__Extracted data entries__
↓↓↓

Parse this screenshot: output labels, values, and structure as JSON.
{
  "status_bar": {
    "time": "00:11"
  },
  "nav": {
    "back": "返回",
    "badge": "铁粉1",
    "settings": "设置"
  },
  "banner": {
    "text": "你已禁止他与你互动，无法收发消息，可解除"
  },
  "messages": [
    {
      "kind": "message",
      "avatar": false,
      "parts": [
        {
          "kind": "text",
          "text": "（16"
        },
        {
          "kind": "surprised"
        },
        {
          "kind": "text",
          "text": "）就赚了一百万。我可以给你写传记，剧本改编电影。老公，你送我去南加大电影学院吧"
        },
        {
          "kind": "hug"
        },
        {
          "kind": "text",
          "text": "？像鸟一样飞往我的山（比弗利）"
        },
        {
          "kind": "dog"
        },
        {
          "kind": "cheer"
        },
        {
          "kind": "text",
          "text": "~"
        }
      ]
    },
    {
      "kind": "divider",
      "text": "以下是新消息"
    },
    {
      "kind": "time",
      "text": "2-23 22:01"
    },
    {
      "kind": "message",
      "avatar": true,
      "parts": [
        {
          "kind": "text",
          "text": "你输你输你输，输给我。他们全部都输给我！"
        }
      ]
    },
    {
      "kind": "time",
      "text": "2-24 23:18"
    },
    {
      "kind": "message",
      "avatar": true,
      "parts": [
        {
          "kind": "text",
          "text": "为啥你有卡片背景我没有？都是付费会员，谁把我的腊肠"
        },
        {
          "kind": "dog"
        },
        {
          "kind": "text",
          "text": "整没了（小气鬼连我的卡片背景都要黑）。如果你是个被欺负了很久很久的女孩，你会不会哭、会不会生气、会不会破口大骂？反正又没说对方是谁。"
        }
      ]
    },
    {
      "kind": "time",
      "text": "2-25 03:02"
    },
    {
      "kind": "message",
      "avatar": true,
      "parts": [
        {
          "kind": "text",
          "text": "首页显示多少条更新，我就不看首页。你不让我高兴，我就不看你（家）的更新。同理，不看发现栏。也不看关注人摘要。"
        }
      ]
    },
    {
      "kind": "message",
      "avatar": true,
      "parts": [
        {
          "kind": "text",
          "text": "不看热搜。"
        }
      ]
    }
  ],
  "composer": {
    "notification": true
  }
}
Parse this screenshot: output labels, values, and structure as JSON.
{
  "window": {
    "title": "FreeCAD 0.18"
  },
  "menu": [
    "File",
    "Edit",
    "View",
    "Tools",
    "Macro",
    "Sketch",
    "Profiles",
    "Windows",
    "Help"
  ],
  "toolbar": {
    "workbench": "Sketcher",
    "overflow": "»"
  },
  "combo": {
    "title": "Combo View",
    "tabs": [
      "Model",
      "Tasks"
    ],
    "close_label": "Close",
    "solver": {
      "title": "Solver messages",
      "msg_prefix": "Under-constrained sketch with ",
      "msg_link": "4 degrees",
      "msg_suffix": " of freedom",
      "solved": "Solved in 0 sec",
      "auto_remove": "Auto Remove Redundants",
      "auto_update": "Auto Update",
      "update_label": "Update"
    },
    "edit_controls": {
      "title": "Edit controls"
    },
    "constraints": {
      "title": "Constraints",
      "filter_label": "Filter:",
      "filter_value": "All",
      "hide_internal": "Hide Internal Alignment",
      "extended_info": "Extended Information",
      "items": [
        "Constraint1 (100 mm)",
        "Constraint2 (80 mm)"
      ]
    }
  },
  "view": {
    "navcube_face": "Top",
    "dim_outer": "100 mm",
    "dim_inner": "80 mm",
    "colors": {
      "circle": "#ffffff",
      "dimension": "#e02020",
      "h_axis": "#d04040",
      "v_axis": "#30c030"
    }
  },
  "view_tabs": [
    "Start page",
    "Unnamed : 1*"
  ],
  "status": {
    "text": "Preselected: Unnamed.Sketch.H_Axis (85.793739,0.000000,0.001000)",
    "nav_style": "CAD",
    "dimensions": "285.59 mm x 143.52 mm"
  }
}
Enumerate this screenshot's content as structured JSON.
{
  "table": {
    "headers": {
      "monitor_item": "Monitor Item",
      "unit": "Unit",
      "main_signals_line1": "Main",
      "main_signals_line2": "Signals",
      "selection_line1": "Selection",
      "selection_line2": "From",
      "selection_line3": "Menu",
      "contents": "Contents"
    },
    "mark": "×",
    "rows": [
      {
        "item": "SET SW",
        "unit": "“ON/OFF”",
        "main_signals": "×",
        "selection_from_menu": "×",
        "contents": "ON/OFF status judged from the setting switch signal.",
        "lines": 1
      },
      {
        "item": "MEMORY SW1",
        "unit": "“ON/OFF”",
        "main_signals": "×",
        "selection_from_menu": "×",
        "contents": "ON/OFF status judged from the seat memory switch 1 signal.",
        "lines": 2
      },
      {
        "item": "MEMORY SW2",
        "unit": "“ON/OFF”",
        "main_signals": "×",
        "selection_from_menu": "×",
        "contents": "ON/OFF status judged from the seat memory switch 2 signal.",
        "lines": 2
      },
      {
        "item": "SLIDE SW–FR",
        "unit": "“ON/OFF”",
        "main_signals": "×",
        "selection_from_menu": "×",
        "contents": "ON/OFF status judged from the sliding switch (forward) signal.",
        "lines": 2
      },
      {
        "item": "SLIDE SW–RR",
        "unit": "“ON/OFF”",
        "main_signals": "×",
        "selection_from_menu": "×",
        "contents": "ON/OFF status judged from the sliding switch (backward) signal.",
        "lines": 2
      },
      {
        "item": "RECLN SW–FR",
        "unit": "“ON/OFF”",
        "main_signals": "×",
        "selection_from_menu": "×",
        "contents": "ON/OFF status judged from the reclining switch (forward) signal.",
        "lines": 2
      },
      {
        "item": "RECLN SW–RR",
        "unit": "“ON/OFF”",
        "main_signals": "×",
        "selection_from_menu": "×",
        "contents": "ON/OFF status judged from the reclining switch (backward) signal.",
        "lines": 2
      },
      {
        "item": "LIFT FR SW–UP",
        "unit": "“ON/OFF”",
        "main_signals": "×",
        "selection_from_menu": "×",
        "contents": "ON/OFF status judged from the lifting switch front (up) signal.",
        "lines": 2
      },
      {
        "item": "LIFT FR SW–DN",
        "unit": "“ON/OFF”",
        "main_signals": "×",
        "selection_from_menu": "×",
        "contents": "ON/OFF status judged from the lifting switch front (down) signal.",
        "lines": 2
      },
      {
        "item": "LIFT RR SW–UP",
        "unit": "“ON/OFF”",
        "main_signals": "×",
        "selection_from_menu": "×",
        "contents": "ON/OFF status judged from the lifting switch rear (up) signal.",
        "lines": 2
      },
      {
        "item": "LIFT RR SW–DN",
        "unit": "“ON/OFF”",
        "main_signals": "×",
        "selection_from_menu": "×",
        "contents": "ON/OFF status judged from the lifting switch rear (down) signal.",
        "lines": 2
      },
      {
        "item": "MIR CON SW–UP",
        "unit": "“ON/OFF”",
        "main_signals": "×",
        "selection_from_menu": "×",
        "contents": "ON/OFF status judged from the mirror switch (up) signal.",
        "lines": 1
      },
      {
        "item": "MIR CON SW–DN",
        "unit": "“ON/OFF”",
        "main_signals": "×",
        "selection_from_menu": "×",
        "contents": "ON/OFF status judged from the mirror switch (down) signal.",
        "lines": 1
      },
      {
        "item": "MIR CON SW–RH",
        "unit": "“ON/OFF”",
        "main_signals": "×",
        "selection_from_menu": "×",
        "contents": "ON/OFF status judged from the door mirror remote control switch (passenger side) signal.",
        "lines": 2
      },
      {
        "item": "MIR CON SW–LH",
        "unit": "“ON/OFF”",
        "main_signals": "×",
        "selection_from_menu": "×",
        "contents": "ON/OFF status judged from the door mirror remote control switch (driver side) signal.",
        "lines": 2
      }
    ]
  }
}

↑↑↑

__What is needed__
Output each entry precisely as given.

__Task solution__
Parse this screenshot: output labels, values, and structure as JSON.
{
  "status_bar": {
    "time": "00:11"
  },
  "nav": {
    "back": "返回",
    "badge": "铁粉1",
    "settings": "设置"
  },
  "banner": {
    "text": "你已禁止他与你互动，无法收发消息，可解除"
  },
  "messages": [
    {
      "kind": "message",
      "avatar": false,
      "parts": [
        {
          "kind": "text",
          "text": "（16"
        },
        {
          "kind": "surprised"
        },
        {
          "kind": "text",
          "text": "）就赚了一百万。我可以给你写传记，剧本改编电影。老公，你送我去南加大电影学院吧"
        },
        {
          "kind": "hug"
        },
        {
          "kind": "text",
          "text": "？像鸟一样飞往我的山（比弗利）"
        },
        {
          "kind": "dog"
        },
        {
          "kind": "cheer"
        },
        {
          "kind": "text",
          "text": "~"
        }
      ]
    },
    {
      "kind": "divider",
      "text": "以下是新消息"
    },
    {
      "kind": "time",
      "text": "2-23 22:01"
    },
    {
      "kind": "message",
      "avatar": true,
      "parts": [
        {
          "kind": "text",
          "text": "你输你输你输，输给我。他们全部都输给我！"
        }
      ]
    },
    {
      "kind": "time",
      "text": "2-24 23:18"
    },
    {
      "kind": "message",
      "avatar": true,
      "parts": [
        {
          "kind": "text",
          "text": "为啥你有卡片背景我没有？都是付费会员，谁把我的腊肠"
        },
        {
          "kind": "dog"
        },
        {
          "kind": "text",
          "text": "整没了（小气鬼连我的卡片背景都要黑）。如果你是个被欺负了很久很久的女孩，你会不会哭、会不会生气、会不会破口大骂？反正又没说对方是谁。"
        }
      ]
    },
    {
      "kind": "time",
      "text": "2-25 03:02"
    },
    {
      "kind": "message",
      "avatar": true,
      "parts": [
        {
          "kind": "text",
          "text": "首页显示多少条更新，我就不看首页。你不让我高兴，我就不看你（家）的更新。同理，不看发现栏。也不看关注人摘要。"
        }
      ]
    },
    {
      "kind": "message",
      "avatar": true,
      "parts": [
        {
          "kind": "text",
          "text": "不看热搜。"
        }
      ]
    }
  ],
  "composer": {
    "notification": true
  }
}
Parse this screenshot: output labels, values, and structure as JSON.
{
  "window": {
    "title": "FreeCAD 0.18"
  },
  "menu": [
    "File",
    "Edit",
    "View",
    "Tools",
    "Macro",
    "Sketch",
    "Profiles",
    "Windows",
    "Help"
  ],
  "toolbar": {
    "workbench": "Sketcher",
    "overflow": "»"
  },
  "combo": {
    "title": "Combo View",
    "tabs": [
      "Model",
      "Tasks"
    ],
    "close_label": "Close",
    "solver": {
      "title": "Solver messages",
      "msg_prefix": "Under-constrained sketch with ",
      "msg_link": "4 degrees",
      "msg_suffix": " of freedom",
      "solved": "Solved in 0 sec",
      "auto_remove": "Auto Remove Redundants",
      "auto_update": "Auto Update",
      "update_label": "Update"
    },
    "edit_controls": {
      "title": "Edit controls"
    },
    "constraints": {
      "title": "Constraints",
      "filter_label": "Filter:",
      "filter_value": "All",
      "hide_internal": "Hide Internal Alignment",
      "extended_info": "Extended Information",
      "items": [
        "Constraint1 (100 mm)",
        "Constraint2 (80 mm)"
      ]
    }
  },
  "view": {
    "navcube_face": "Top",
    "dim_outer": "100 mm",
    "dim_inner": "80 mm",
    "colors": {
      "circle": "#ffffff",
      "dimension": "#e02020",
      "h_axis": "#d04040",
      "v_axis": "#30c030"
    }
  },
  "view_tabs": [
    "Start page",
    "Unnamed : 1*"
  ],
  "status": {
    "text": "Preselected: Unnamed.Sketch.H_Axis (85.793739,0.000000,0.001000)",
    "nav_style": "CAD",
    "dimensions": "285.59 mm x 143.52 mm"
  }
}
Enumerate this screenshot's content as structured JSON.
{
  "table": {
    "headers": {
      "monitor_item": "Monitor Item",
      "unit": "Unit",
      "main_signals_line1": "Main",
      "main_signals_line2": "Signals",
      "selection_line1": "Selection",
      "selection_line2": "From",
      "selection_line3": "Menu",
      "contents": "Contents"
    },
    "mark": "×",
    "rows": [
      {
        "item": "SET SW",
        "unit": "“ON/OFF”",
        "main_signals": "×",
        "selection_from_menu": "×",
        "contents": "ON/OFF status judged from the setting switch signal.",
        "lines": 1
      },
      {
        "item": "MEMORY SW1",
        "unit": "“ON/OFF”",
        "main_signals": "×",
        "selection_from_menu": "×",
        "contents": "ON/OFF status judged from the seat memory switch 1 signal.",
        "lines": 2
      },
      {
        "item": "MEMORY SW2",
        "unit": "“ON/OFF”",
        "main_signals": "×",
        "selection_from_menu": "×",
        "contents": "ON/OFF status judged from the seat memory switch 2 signal.",
        "lines": 2
      },
      {
        "item": "SLIDE SW–FR",
        "unit": "“ON/OFF”",
        "main_signals": "×",
        "selection_from_menu": "×",
        "contents": "ON/OFF status judged from the sliding switch (forward) signal.",
        "lines": 2
      },
      {
        "item": "SLIDE SW–RR",
        "unit": "“ON/OFF”",
        "main_signals": "×",
        "selection_from_menu": "×",
        "contents": "ON/OFF status judged from the sliding switch (backward) signal.",
        "lines": 2
      },
      {
        "item": "RECLN SW–FR",
        "unit": "“ON/OFF”",
        "main_signals": "×",
        "selection_from_menu": "×",
        "contents": "ON/OFF status judged from the reclining switch (forward) signal.",
        "lines": 2
      },
      {
        "item": "RECLN SW–RR",
        "unit": "“ON/OFF”",
        "main_signals": "×",
        "selection_from_menu": "×",
        "contents": "ON/OFF status judged from the reclining switch (backward) signal.",
        "lines": 2
      },
      {
        "item": "LIFT FR SW–UP",
        "unit": "“ON/OFF”",
        "main_signals": "×",
        "selection_from_menu": "×",
        "contents": "ON/OFF status judged from the lifting switch front (up) signal.",
        "lines": 2
      },
      {
        "item": "LIFT FR SW–DN",
        "unit": "“ON/OFF”",
        "main_signals": "×",
        "selection_from_menu": "×",
        "contents": "ON/OFF status judged from the lifting switch front (down) signal.",
        "lines": 2
      },
      {
        "item": "LIFT RR SW–UP",
        "unit": "“ON/OFF”",
        "main_signals": "×",
        "selection_from_menu": "×",
        "contents": "ON/OFF status judged from the lifting switch rear (up) signal.",
        "lines": 2
      },
      {
        "item": "LIFT RR SW–DN",
        "unit": "“ON/OFF”",
        "main_signals": "×",
        "selection_from_menu": "×",
        "contents": "ON/OFF status judged from the lifting switch rear (down) signal.",
        "lines": 2
      },
      {
        "item": "MIR CON SW–UP",
        "unit": "“ON/OFF”",
        "main_signals": "×",
        "selection_from_menu": "×",
        "contents": "ON/OFF status judged from the mirror switch (up) signal.",
        "lines": 1
      },
      {
        "item": "MIR CON SW–DN",
        "unit": "“ON/OFF”",
        "main_signals": "×",
        "selection_from_menu": "×",
        "contents": "ON/OFF status judged from the mirror switch (down) signal.",
        "lines": 1
      },
      {
        "item": "MIR CON SW–RH",
        "unit": "“ON/OFF”",
        "main_signals": "×",
        "selection_from_menu": "×",
        "contents": "ON/OFF status judged from the door mirror remote control switch (passenger side) signal.",
        "lines": 2
      },
      {
        "item": "MIR CON SW–LH",
        "unit": "“ON/OFF”",
        "main_signals": "×",
        "selection_from_menu": "×",
        "contents": "ON/OFF status judged from the door mirror remote control switch (driver side) signal.",
        "lines": 2
      }
    ]
  }
}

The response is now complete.